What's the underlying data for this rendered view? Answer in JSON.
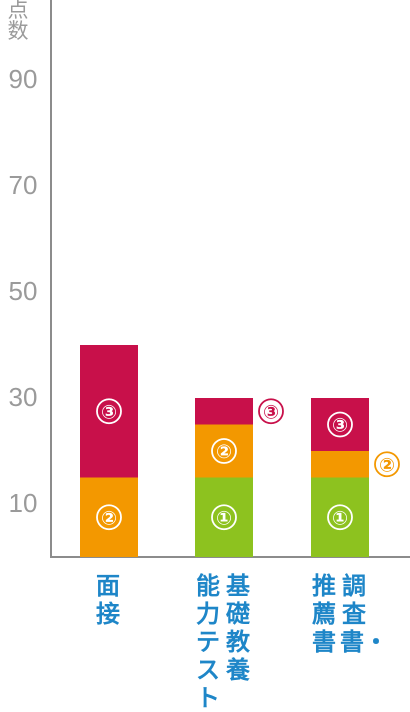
{
  "chart_data": {
    "type": "bar",
    "stacked": true,
    "ylabel": "点数",
    "yticks": [
      10,
      30,
      50,
      70,
      90
    ],
    "ylim": [
      0,
      105
    ],
    "grid": false,
    "categories": [
      {
        "lines": [
          "面接"
        ]
      },
      {
        "lines": [
          "基礎教養",
          "能力テスト"
        ]
      },
      {
        "lines": [
          "調査書・",
          "推薦書"
        ]
      }
    ],
    "series": [
      {
        "label": "①",
        "color": "#8dc21f",
        "values": [
          0,
          15,
          15
        ]
      },
      {
        "label": "②",
        "color": "#f39800",
        "values": [
          15,
          10,
          5
        ]
      },
      {
        "label": "③",
        "color": "#c8104a",
        "values": [
          25,
          5,
          10
        ]
      }
    ],
    "outside_labels": [
      {
        "category": 1,
        "series": 2
      },
      {
        "category": 2,
        "series": 1
      }
    ]
  }
}
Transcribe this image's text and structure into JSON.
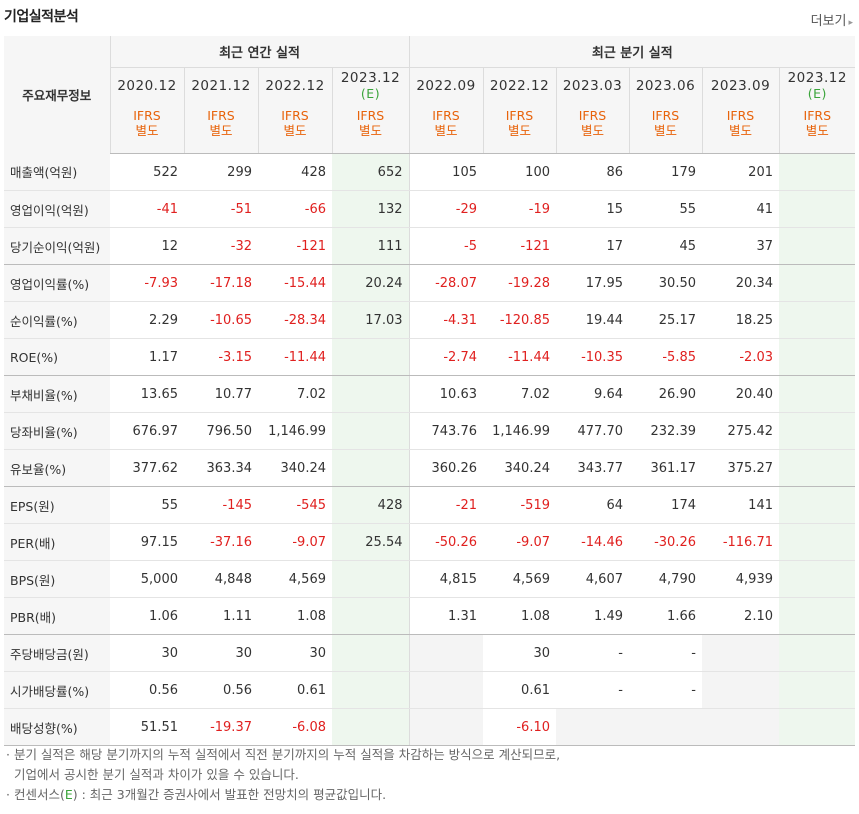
{
  "header": {
    "title": "기업실적분석",
    "more_label": "더보기",
    "more_arrow": "▸"
  },
  "table": {
    "label_header": "주요재무정보",
    "annual_group": "최근 연간 실적",
    "quarter_group": "최근 분기 실적",
    "periods": [
      {
        "date": "2020.12",
        "est": "",
        "ifrs": [
          "IFRS",
          "별도"
        ]
      },
      {
        "date": "2021.12",
        "est": "",
        "ifrs": [
          "IFRS",
          "별도"
        ]
      },
      {
        "date": "2022.12",
        "est": "",
        "ifrs": [
          "IFRS",
          "별도"
        ]
      },
      {
        "date": "2023.12",
        "est": "(E)",
        "ifrs": [
          "IFRS",
          "별도"
        ]
      },
      {
        "date": "2022.09",
        "est": "",
        "ifrs": [
          "IFRS",
          "별도"
        ]
      },
      {
        "date": "2022.12",
        "est": "",
        "ifrs": [
          "IFRS",
          "별도"
        ]
      },
      {
        "date": "2023.03",
        "est": "",
        "ifrs": [
          "IFRS",
          "별도"
        ]
      },
      {
        "date": "2023.06",
        "est": "",
        "ifrs": [
          "IFRS",
          "별도"
        ]
      },
      {
        "date": "2023.09",
        "est": "",
        "ifrs": [
          "IFRS",
          "별도"
        ]
      },
      {
        "date": "2023.12",
        "est": "(E)",
        "ifrs": [
          "IFRS",
          "별도"
        ]
      }
    ],
    "rows": [
      {
        "label": "매출액(억원)",
        "values": [
          "522",
          "299",
          "428",
          "652",
          "105",
          "100",
          "86",
          "179",
          "201",
          ""
        ]
      },
      {
        "label": "영업이익(억원)",
        "values": [
          "-41",
          "-51",
          "-66",
          "132",
          "-29",
          "-19",
          "15",
          "55",
          "41",
          ""
        ]
      },
      {
        "label": "당기순이익(억원)",
        "values": [
          "12",
          "-32",
          "-121",
          "111",
          "-5",
          "-121",
          "17",
          "45",
          "37",
          ""
        ]
      },
      {
        "label": "영업이익률(%)",
        "values": [
          "-7.93",
          "-17.18",
          "-15.44",
          "20.24",
          "-28.07",
          "-19.28",
          "17.95",
          "30.50",
          "20.34",
          ""
        ]
      },
      {
        "label": "순이익률(%)",
        "values": [
          "2.29",
          "-10.65",
          "-28.34",
          "17.03",
          "-4.31",
          "-120.85",
          "19.44",
          "25.17",
          "18.25",
          ""
        ]
      },
      {
        "label": "ROE(%)",
        "values": [
          "1.17",
          "-3.15",
          "-11.44",
          "",
          "-2.74",
          "-11.44",
          "-10.35",
          "-5.85",
          "-2.03",
          ""
        ]
      },
      {
        "label": "부채비율(%)",
        "values": [
          "13.65",
          "10.77",
          "7.02",
          "",
          "10.63",
          "7.02",
          "9.64",
          "26.90",
          "20.40",
          ""
        ]
      },
      {
        "label": "당좌비율(%)",
        "values": [
          "676.97",
          "796.50",
          "1,146.99",
          "",
          "743.76",
          "1,146.99",
          "477.70",
          "232.39",
          "275.42",
          ""
        ]
      },
      {
        "label": "유보율(%)",
        "values": [
          "377.62",
          "363.34",
          "340.24",
          "",
          "360.26",
          "340.24",
          "343.77",
          "361.17",
          "375.27",
          ""
        ]
      },
      {
        "label": "EPS(원)",
        "values": [
          "55",
          "-145",
          "-545",
          "428",
          "-21",
          "-519",
          "64",
          "174",
          "141",
          ""
        ]
      },
      {
        "label": "PER(배)",
        "values": [
          "97.15",
          "-37.16",
          "-9.07",
          "25.54",
          "-50.26",
          "-9.07",
          "-14.46",
          "-30.26",
          "-116.71",
          ""
        ]
      },
      {
        "label": "BPS(원)",
        "values": [
          "5,000",
          "4,848",
          "4,569",
          "",
          "4,815",
          "4,569",
          "4,607",
          "4,790",
          "4,939",
          ""
        ]
      },
      {
        "label": "PBR(배)",
        "values": [
          "1.06",
          "1.11",
          "1.08",
          "",
          "1.31",
          "1.08",
          "1.49",
          "1.66",
          "2.10",
          ""
        ]
      },
      {
        "label": "주당배당금(원)",
        "values": [
          "30",
          "30",
          "30",
          "",
          "",
          "30",
          "-",
          "-",
          "",
          ""
        ]
      },
      {
        "label": "시가배당률(%)",
        "values": [
          "0.56",
          "0.56",
          "0.61",
          "",
          "",
          "0.61",
          "-",
          "-",
          "",
          ""
        ]
      },
      {
        "label": "배당성향(%)",
        "values": [
          "51.51",
          "-19.37",
          "-6.08",
          "",
          "",
          "-6.10",
          "",
          "",
          "",
          ""
        ]
      }
    ]
  },
  "notes": {
    "line1": "분기 실적은 해당 분기까지의 누적 실적에서 직전 분기까지의 누적 실적을 차감하는 방식으로 계산되므로,",
    "line2": "기업에서 공시한 분기 실적과 차이가 있을 수 있습니다.",
    "line3_prefix": "컨센서스(",
    "line3_est": "E",
    "line3_suffix": ") : 최근 3개월간 증권사에서 발표한 전망치의 평균값입니다."
  },
  "colors": {
    "negative": "#e0201f",
    "ifrs": "#e8630b",
    "estimate": "#3aa43a",
    "estimate_bg": "#eef7ee",
    "header_bg": "#f6f6f6"
  }
}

──────────

### Written instruction
Transcribe all of the records above character for character. Exclude the pictures.

### Correct output
What's the underlying data for this rendered view? Answer in JSON.
{
  "chart_data": {
    "type": "bar",
    "stacked": true,
    "ylabel": "点数",
    "yticks": [
      10,
      30,
      50,
      70,
      90
    ],
    "ylim": [
      0,
      105
    ],
    "grid": false,
    "categories": [
      {
        "lines": [
          "面接"
        ]
      },
      {
        "lines": [
          "基礎教養",
          "能力テスト"
        ]
      },
      {
        "lines": [
          "調査書・",
          "推薦書"
        ]
      }
    ],
    "series": [
      {
        "label": "①",
        "color": "#8dc21f",
        "values": [
          0,
          15,
          15
        ]
      },
      {
        "label": "②",
        "color": "#f39800",
        "values": [
          15,
          10,
          5
        ]
      },
      {
        "label": "③",
        "color": "#c8104a",
        "values": [
          25,
          5,
          10
        ]
      }
    ],
    "outside_labels": [
      {
        "category": 1,
        "series": 2
      },
      {
        "category": 2,
        "series": 1
      }
    ]
  }
}
Transcribe this image's text and structure into JSON.
{
  "header": {
    "title": "기업실적분석",
    "more_label": "더보기",
    "more_arrow": "▸"
  },
  "table": {
    "label_header": "주요재무정보",
    "annual_group": "최근 연간 실적",
    "quarter_group": "최근 분기 실적",
    "periods": [
      {
        "date": "2020.12",
        "est": "",
        "ifrs": [
          "IFRS",
          "별도"
        ]
      },
      {
        "date": "2021.12",
        "est": "",
        "ifrs": [
          "IFRS",
          "별도"
        ]
      },
      {
        "date": "2022.12",
        "est": "",
        "ifrs": [
          "IFRS",
          "별도"
        ]
      },
      {
        "date": "2023.12",
        "est": "(E)",
        "ifrs": [
          "IFRS",
          "별도"
        ]
      },
      {
        "date": "2022.09",
        "est": "",
        "ifrs": [
          "IFRS",
          "별도"
        ]
      },
      {
        "date": "2022.12",
        "est": "",
        "ifrs": [
          "IFRS",
          "별도"
        ]
      },
      {
        "date": "2023.03",
        "est": "",
        "ifrs": [
          "IFRS",
          "별도"
        ]
      },
      {
        "date": "2023.06",
        "est": "",
        "ifrs": [
          "IFRS",
          "별도"
        ]
      },
      {
        "date": "2023.09",
        "est": "",
        "ifrs": [
          "IFRS",
          "별도"
        ]
      },
      {
        "date": "2023.12",
        "est": "(E)",
        "ifrs": [
          "IFRS",
          "별도"
        ]
      }
    ],
    "rows": [
      {
        "label": "매출액(억원)",
        "values": [
          "522",
          "299",
          "428",
          "652",
          "105",
          "100",
          "86",
          "179",
          "201",
          ""
        ]
      },
      {
        "label": "영업이익(억원)",
        "values": [
          "-41",
          "-51",
          "-66",
          "132",
          "-29",
          "-19",
          "15",
          "55",
          "41",
          ""
        ]
      },
      {
        "label": "당기순이익(억원)",
        "values": [
          "12",
          "-32",
          "-121",
          "111",
          "-5",
          "-121",
          "17",
          "45",
          "37",
          ""
        ]
      },
      {
        "label": "영업이익률(%)",
        "values": [
          "-7.93",
          "-17.18",
          "-15.44",
          "20.24",
          "-28.07",
          "-19.28",
          "17.95",
          "30.50",
          "20.34",
          ""
        ]
      },
      {
        "label": "순이익률(%)",
        "values": [
          "2.29",
          "-10.65",
          "-28.34",
          "17.03",
          "-4.31",
          "-120.85",
          "19.44",
          "25.17",
          "18.25",
          ""
        ]
      },
      {
        "label": "ROE(%)",
        "values": [
          "1.17",
          "-3.15",
          "-11.44",
          "",
          "-2.74",
          "-11.44",
          "-10.35",
          "-5.85",
          "-2.03",
          ""
        ]
      },
      {
        "label": "부채비율(%)",
        "values": [
          "13.65",
          "10.77",
          "7.02",
          "",
          "10.63",
          "7.02",
          "9.64",
          "26.90",
          "20.40",
          ""
        ]
      },
      {
        "label": "당좌비율(%)",
        "values": [
          "676.97",
          "796.50",
          "1,146.99",
          "",
          "743.76",
          "1,146.99",
          "477.70",
          "232.39",
          "275.42",
          ""
        ]
      },
      {
        "label": "유보율(%)",
        "values": [
          "377.62",
          "363.34",
          "340.24",
          "",
          "360.26",
          "340.24",
          "343.77",
          "361.17",
          "375.27",
          ""
        ]
      },
      {
        "label": "EPS(원)",
        "values": [
          "55",
          "-145",
          "-545",
          "428",
          "-21",
          "-519",
          "64",
          "174",
          "141",
          ""
        ]
      },
      {
        "label": "PER(배)",
        "values": [
          "97.15",
          "-37.16",
          "-9.07",
          "25.54",
          "-50.26",
          "-9.07",
          "-14.46",
          "-30.26",
          "-116.71",
          ""
        ]
      },
      {
        "label": "BPS(원)",
        "values": [
          "5,000",
          "4,848",
          "4,569",
          "",
          "4,815",
          "4,569",
          "4,607",
          "4,790",
          "4,939",
          ""
        ]
      },
      {
        "label": "PBR(배)",
        "values": [
          "1.06",
          "1.11",
          "1.08",
          "",
          "1.31",
          "1.08",
          "1.49",
          "1.66",
          "2.10",
          ""
        ]
      },
      {
        "label": "주당배당금(원)",
        "values": [
          "30",
          "30",
          "30",
          "",
          "",
          "30",
          "-",
          "-",
          "",
          ""
        ]
      },
      {
        "label": "시가배당률(%)",
        "values": [
          "0.56",
          "0.56",
          "0.61",
          "",
          "",
          "0.61",
          "-",
          "-",
          "",
          ""
        ]
      },
      {
        "label": "배당성향(%)",
        "values": [
          "51.51",
          "-19.37",
          "-6.08",
          "",
          "",
          "-6.10",
          "",
          "",
          "",
          ""
        ]
      }
    ]
  },
  "notes": {
    "line1": "분기 실적은 해당 분기까지의 누적 실적에서 직전 분기까지의 누적 실적을 차감하는 방식으로 계산되므로,",
    "line2": "기업에서 공시한 분기 실적과 차이가 있을 수 있습니다.",
    "line3_prefix": "컨센서스(",
    "line3_est": "E",
    "line3_suffix": ") : 최근 3개월간 증권사에서 발표한 전망치의 평균값입니다."
  },
  "colors": {
    "negative": "#e0201f",
    "ifrs": "#e8630b",
    "estimate": "#3aa43a",
    "estimate_bg": "#eef7ee",
    "header_bg": "#f6f6f6"
  }
}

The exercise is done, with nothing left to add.